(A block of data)
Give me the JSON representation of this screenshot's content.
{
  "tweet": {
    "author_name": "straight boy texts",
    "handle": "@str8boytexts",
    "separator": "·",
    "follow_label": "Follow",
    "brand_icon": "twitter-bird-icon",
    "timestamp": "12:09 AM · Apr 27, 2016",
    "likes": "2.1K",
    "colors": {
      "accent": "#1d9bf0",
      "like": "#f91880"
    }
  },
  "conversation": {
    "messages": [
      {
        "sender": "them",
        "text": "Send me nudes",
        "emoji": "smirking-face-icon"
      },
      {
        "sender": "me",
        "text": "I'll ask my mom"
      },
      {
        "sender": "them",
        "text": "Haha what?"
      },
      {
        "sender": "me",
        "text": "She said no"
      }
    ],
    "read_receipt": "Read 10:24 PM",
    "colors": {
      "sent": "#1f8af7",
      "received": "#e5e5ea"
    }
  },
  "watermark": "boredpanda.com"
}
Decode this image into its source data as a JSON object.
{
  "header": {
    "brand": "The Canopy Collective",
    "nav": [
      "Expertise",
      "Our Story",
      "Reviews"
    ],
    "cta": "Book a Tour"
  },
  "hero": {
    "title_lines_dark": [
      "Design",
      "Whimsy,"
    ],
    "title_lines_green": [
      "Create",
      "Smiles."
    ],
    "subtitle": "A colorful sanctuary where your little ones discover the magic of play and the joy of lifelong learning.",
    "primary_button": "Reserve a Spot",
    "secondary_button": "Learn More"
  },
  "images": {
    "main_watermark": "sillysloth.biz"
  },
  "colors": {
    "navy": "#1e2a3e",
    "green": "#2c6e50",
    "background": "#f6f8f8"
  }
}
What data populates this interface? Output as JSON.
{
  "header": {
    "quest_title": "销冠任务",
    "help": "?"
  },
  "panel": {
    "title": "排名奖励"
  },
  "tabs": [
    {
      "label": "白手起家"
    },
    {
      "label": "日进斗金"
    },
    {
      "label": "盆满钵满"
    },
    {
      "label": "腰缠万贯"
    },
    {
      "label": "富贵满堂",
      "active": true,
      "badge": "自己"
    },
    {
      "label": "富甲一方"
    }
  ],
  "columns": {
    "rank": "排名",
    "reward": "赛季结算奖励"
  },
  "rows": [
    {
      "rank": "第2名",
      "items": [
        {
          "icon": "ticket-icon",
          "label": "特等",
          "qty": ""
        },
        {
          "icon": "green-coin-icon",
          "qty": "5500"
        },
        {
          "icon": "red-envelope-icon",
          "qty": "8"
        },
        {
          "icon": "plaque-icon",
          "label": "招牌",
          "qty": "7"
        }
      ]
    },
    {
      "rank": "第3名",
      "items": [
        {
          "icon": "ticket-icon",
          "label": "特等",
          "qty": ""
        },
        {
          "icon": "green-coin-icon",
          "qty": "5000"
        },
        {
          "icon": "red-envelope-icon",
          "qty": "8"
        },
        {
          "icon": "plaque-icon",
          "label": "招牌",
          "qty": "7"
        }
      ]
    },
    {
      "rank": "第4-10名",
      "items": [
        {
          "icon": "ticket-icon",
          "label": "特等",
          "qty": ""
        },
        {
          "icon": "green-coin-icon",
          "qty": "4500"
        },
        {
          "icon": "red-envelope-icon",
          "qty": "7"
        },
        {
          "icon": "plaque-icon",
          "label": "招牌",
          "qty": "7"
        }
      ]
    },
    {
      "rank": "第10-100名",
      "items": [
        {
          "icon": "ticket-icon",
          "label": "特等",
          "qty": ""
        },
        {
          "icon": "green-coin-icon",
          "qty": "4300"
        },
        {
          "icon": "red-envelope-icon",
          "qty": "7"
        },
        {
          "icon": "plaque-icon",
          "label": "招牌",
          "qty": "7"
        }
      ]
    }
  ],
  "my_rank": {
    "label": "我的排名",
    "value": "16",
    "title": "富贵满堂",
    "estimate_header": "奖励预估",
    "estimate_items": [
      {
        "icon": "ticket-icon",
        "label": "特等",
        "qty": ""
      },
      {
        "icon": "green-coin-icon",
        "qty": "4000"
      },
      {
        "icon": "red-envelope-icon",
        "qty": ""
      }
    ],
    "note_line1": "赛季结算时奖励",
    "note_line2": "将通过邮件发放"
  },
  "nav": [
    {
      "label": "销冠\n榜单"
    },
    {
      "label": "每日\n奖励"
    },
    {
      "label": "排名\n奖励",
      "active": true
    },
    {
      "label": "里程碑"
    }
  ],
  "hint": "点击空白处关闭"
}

* _Exercise_:
Reproduce the complete set of lines precisely as supplied.

* _The reply_:
Give me the JSON representation of this screenshot's content.
{
  "tweet": {
    "author_name": "straight boy texts",
    "handle": "@str8boytexts",
    "separator": "·",
    "follow_label": "Follow",
    "brand_icon": "twitter-bird-icon",
    "timestamp": "12:09 AM · Apr 27, 2016",
    "likes": "2.1K",
    "colors": {
      "accent": "#1d9bf0",
      "like": "#f91880"
    }
  },
  "conversation": {
    "messages": [
      {
        "sender": "them",
        "text": "Send me nudes",
        "emoji": "smirking-face-icon"
      },
      {
        "sender": "me",
        "text": "I'll ask my mom"
      },
      {
        "sender": "them",
        "text": "Haha what?"
      },
      {
        "sender": "me",
        "text": "She said no"
      }
    ],
    "read_receipt": "Read 10:24 PM",
    "colors": {
      "sent": "#1f8af7",
      "received": "#e5e5ea"
    }
  },
  "watermark": "boredpanda.com"
}
Decode this image into its source data as a JSON object.
{
  "header": {
    "brand": "The Canopy Collective",
    "nav": [
      "Expertise",
      "Our Story",
      "Reviews"
    ],
    "cta": "Book a Tour"
  },
  "hero": {
    "title_lines_dark": [
      "Design",
      "Whimsy,"
    ],
    "title_lines_green": [
      "Create",
      "Smiles."
    ],
    "subtitle": "A colorful sanctuary where your little ones discover the magic of play and the joy of lifelong learning.",
    "primary_button": "Reserve a Spot",
    "secondary_button": "Learn More"
  },
  "images": {
    "main_watermark": "sillysloth.biz"
  },
  "colors": {
    "navy": "#1e2a3e",
    "green": "#2c6e50",
    "background": "#f6f8f8"
  }
}
What data populates this interface? Output as JSON.
{
  "header": {
    "quest_title": "销冠任务",
    "help": "?"
  },
  "panel": {
    "title": "排名奖励"
  },
  "tabs": [
    {
      "label": "白手起家"
    },
    {
      "label": "日进斗金"
    },
    {
      "label": "盆满钵满"
    },
    {
      "label": "腰缠万贯"
    },
    {
      "label": "富贵满堂",
      "active": true,
      "badge": "自己"
    },
    {
      "label": "富甲一方"
    }
  ],
  "columns": {
    "rank": "排名",
    "reward": "赛季结算奖励"
  },
  "rows": [
    {
      "rank": "第2名",
      "items": [
        {
          "icon": "ticket-icon",
          "label": "特等",
          "qty": ""
        },
        {
          "icon": "green-coin-icon",
          "qty": "5500"
        },
        {
          "icon": "red-envelope-icon",
          "qty": "8"
        },
        {
          "icon": "plaque-icon",
          "label": "招牌",
          "qty": "7"
        }
      ]
    },
    {
      "rank": "第3名",
      "items": [
        {
          "icon": "ticket-icon",
          "label": "特等",
          "qty": ""
        },
        {
          "icon": "green-coin-icon",
          "qty": "5000"
        },
        {
          "icon": "red-envelope-icon",
          "qty": "8"
        },
        {
          "icon": "plaque-icon",
          "label": "招牌",
          "qty": "7"
        }
      ]
    },
    {
      "rank": "第4-10名",
      "items": [
        {
          "icon": "ticket-icon",
          "label": "特等",
          "qty": ""
        },
        {
          "icon": "green-coin-icon",
          "qty": "4500"
        },
        {
          "icon": "red-envelope-icon",
          "qty": "7"
        },
        {
          "icon": "plaque-icon",
          "label": "招牌",
          "qty": "7"
        }
      ]
    },
    {
      "rank": "第10-100名",
      "items": [
        {
          "icon": "ticket-icon",
          "label": "特等",
          "qty": ""
        },
        {
          "icon": "green-coin-icon",
          "qty": "4300"
        },
        {
          "icon": "red-envelope-icon",
          "qty": "7"
        },
        {
          "icon": "plaque-icon",
          "label": "招牌",
          "qty": "7"
        }
      ]
    }
  ],
  "my_rank": {
    "label": "我的排名",
    "value": "16",
    "title": "富贵满堂",
    "estimate_header": "奖励预估",
    "estimate_items": [
      {
        "icon": "ticket-icon",
        "label": "特等",
        "qty": ""
      },
      {
        "icon": "green-coin-icon",
        "qty": "4000"
      },
      {
        "icon": "red-envelope-icon",
        "qty": ""
      }
    ],
    "note_line1": "赛季结算时奖励",
    "note_line2": "将通过邮件发放"
  },
  "nav": [
    {
      "label": "销冠\n榜单"
    },
    {
      "label": "每日\n奖励"
    },
    {
      "label": "排名\n奖励",
      "active": true
    },
    {
      "label": "里程碑"
    }
  ],
  "hint": "点击空白处关闭"
}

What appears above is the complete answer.